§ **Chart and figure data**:
---------------

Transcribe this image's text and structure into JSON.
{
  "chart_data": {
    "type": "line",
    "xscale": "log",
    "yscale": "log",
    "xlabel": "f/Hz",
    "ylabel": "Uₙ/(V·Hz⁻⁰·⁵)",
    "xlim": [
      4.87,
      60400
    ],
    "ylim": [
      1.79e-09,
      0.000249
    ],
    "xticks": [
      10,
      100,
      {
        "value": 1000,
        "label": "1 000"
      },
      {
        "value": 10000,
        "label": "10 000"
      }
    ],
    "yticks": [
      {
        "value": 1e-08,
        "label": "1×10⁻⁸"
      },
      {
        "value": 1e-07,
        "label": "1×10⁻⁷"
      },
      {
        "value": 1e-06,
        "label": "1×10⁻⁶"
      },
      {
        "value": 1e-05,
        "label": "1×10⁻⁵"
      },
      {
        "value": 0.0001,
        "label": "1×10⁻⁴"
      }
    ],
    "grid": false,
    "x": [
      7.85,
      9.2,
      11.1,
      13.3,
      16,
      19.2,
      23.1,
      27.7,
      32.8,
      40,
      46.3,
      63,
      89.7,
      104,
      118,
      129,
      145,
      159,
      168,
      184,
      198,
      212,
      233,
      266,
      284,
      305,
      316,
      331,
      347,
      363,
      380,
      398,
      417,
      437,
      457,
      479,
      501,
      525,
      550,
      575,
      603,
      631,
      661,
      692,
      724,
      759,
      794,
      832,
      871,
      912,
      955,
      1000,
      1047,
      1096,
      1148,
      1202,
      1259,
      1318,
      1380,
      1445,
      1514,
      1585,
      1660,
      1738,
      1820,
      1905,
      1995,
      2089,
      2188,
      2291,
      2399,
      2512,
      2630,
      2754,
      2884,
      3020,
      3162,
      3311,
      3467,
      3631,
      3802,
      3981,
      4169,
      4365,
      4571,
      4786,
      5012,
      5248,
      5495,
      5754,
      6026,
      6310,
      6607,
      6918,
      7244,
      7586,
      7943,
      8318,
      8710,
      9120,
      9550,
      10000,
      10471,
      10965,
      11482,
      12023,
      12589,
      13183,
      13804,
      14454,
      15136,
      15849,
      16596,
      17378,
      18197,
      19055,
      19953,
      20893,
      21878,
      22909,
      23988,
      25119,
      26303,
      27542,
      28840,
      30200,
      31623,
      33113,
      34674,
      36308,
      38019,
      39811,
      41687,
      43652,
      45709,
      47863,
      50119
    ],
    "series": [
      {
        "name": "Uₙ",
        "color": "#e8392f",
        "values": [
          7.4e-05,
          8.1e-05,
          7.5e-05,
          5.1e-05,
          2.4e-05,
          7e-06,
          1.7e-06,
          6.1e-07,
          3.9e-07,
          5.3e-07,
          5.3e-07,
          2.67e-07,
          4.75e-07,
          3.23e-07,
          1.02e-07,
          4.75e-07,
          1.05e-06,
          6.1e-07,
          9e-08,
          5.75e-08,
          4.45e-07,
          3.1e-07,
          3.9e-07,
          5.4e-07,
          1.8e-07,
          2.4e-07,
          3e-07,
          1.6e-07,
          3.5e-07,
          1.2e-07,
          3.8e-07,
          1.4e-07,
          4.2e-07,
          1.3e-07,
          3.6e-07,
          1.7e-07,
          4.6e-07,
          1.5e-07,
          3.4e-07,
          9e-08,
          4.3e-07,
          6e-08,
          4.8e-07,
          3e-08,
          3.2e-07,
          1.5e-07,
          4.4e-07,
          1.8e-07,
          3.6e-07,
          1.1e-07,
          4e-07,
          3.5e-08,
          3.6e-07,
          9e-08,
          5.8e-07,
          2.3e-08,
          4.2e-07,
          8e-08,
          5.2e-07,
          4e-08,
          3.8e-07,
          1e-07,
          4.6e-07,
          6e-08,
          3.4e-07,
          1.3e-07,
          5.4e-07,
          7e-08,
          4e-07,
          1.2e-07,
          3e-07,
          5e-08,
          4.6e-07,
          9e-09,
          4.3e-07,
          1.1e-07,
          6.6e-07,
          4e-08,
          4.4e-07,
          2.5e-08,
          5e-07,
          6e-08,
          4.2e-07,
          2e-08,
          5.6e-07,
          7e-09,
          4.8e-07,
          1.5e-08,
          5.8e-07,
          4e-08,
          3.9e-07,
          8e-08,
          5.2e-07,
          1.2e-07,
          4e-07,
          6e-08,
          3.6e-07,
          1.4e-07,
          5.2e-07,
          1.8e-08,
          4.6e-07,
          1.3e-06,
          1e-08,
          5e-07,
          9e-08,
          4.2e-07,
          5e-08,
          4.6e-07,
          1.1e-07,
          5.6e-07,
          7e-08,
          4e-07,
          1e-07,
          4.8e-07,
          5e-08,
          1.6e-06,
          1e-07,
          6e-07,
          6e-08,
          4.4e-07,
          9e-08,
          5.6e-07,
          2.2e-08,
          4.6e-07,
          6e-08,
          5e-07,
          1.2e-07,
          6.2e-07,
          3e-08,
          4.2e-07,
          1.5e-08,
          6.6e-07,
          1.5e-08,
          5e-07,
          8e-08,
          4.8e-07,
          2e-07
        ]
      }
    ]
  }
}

---------------

Reproduce every record, matching each line exactly.

§ **Final result**:
Transcribe this image's text and structure into JSON.
{
  "chart_data": {
    "type": "line",
    "xscale": "log",
    "yscale": "log",
    "xlabel": "f/Hz",
    "ylabel": "Uₙ/(V·Hz⁻⁰·⁵)",
    "xlim": [
      4.87,
      60400
    ],
    "ylim": [
      1.79e-09,
      0.000249
    ],
    "xticks": [
      10,
      100,
      {
        "value": 1000,
        "label": "1 000"
      },
      {
        "value": 10000,
        "label": "10 000"
      }
    ],
    "yticks": [
      {
        "value": 1e-08,
        "label": "1×10⁻⁸"
      },
      {
        "value": 1e-07,
        "label": "1×10⁻⁷"
      },
      {
        "value": 1e-06,
        "label": "1×10⁻⁶"
      },
      {
        "value": 1e-05,
        "label": "1×10⁻⁵"
      },
      {
        "value": 0.0001,
        "label": "1×10⁻⁴"
      }
    ],
    "grid": false,
    "x": [
      7.85,
      9.2,
      11.1,
      13.3,
      16,
      19.2,
      23.1,
      27.7,
      32.8,
      40,
      46.3,
      63,
      89.7,
      104,
      118,
      129,
      145,
      159,
      168,
      184,
      198,
      212,
      233,
      266,
      284,
      305,
      316,
      331,
      347,
      363,
      380,
      398,
      417,
      437,
      457,
      479,
      501,
      525,
      550,
      575,
      603,
      631,
      661,
      692,
      724,
      759,
      794,
      832,
      871,
      912,
      955,
      1000,
      1047,
      1096,
      1148,
      1202,
      1259,
      1318,
      1380,
      1445,
      1514,
      1585,
      1660,
      1738,
      1820,
      1905,
      1995,
      2089,
      2188,
      2291,
      2399,
      2512,
      2630,
      2754,
      2884,
      3020,
      3162,
      3311,
      3467,
      3631,
      3802,
      3981,
      4169,
      4365,
      4571,
      4786,
      5012,
      5248,
      5495,
      5754,
      6026,
      6310,
      6607,
      6918,
      7244,
      7586,
      7943,
      8318,
      8710,
      9120,
      9550,
      10000,
      10471,
      10965,
      11482,
      12023,
      12589,
      13183,
      13804,
      14454,
      15136,
      15849,
      16596,
      17378,
      18197,
      19055,
      19953,
      20893,
      21878,
      22909,
      23988,
      25119,
      26303,
      27542,
      28840,
      30200,
      31623,
      33113,
      34674,
      36308,
      38019,
      39811,
      41687,
      43652,
      45709,
      47863,
      50119
    ],
    "series": [
      {
        "name": "Uₙ",
        "color": "#e8392f",
        "values": [
          7.4e-05,
          8.1e-05,
          7.5e-05,
          5.1e-05,
          2.4e-05,
          7e-06,
          1.7e-06,
          6.1e-07,
          3.9e-07,
          5.3e-07,
          5.3e-07,
          2.67e-07,
          4.75e-07,
          3.23e-07,
          1.02e-07,
          4.75e-07,
          1.05e-06,
          6.1e-07,
          9e-08,
          5.75e-08,
          4.45e-07,
          3.1e-07,
          3.9e-07,
          5.4e-07,
          1.8e-07,
          2.4e-07,
          3e-07,
          1.6e-07,
          3.5e-07,
          1.2e-07,
          3.8e-07,
          1.4e-07,
          4.2e-07,
          1.3e-07,
          3.6e-07,
          1.7e-07,
          4.6e-07,
          1.5e-07,
          3.4e-07,
          9e-08,
          4.3e-07,
          6e-08,
          4.8e-07,
          3e-08,
          3.2e-07,
          1.5e-07,
          4.4e-07,
          1.8e-07,
          3.6e-07,
          1.1e-07,
          4e-07,
          3.5e-08,
          3.6e-07,
          9e-08,
          5.8e-07,
          2.3e-08,
          4.2e-07,
          8e-08,
          5.2e-07,
          4e-08,
          3.8e-07,
          1e-07,
          4.6e-07,
          6e-08,
          3.4e-07,
          1.3e-07,
          5.4e-07,
          7e-08,
          4e-07,
          1.2e-07,
          3e-07,
          5e-08,
          4.6e-07,
          9e-09,
          4.3e-07,
          1.1e-07,
          6.6e-07,
          4e-08,
          4.4e-07,
          2.5e-08,
          5e-07,
          6e-08,
          4.2e-07,
          2e-08,
          5.6e-07,
          7e-09,
          4.8e-07,
          1.5e-08,
          5.8e-07,
          4e-08,
          3.9e-07,
          8e-08,
          5.2e-07,
          1.2e-07,
          4e-07,
          6e-08,
          3.6e-07,
          1.4e-07,
          5.2e-07,
          1.8e-08,
          4.6e-07,
          1.3e-06,
          1e-08,
          5e-07,
          9e-08,
          4.2e-07,
          5e-08,
          4.6e-07,
          1.1e-07,
          5.6e-07,
          7e-08,
          4e-07,
          1e-07,
          4.8e-07,
          5e-08,
          1.6e-06,
          1e-07,
          6e-07,
          6e-08,
          4.4e-07,
          9e-08,
          5.6e-07,
          2.2e-08,
          4.6e-07,
          6e-08,
          5e-07,
          1.2e-07,
          6.2e-07,
          3e-08,
          4.2e-07,
          1.5e-08,
          6.6e-07,
          1.5e-08,
          5e-07,
          8e-08,
          4.8e-07,
          2e-07
        ]
      }
    ]
  }
}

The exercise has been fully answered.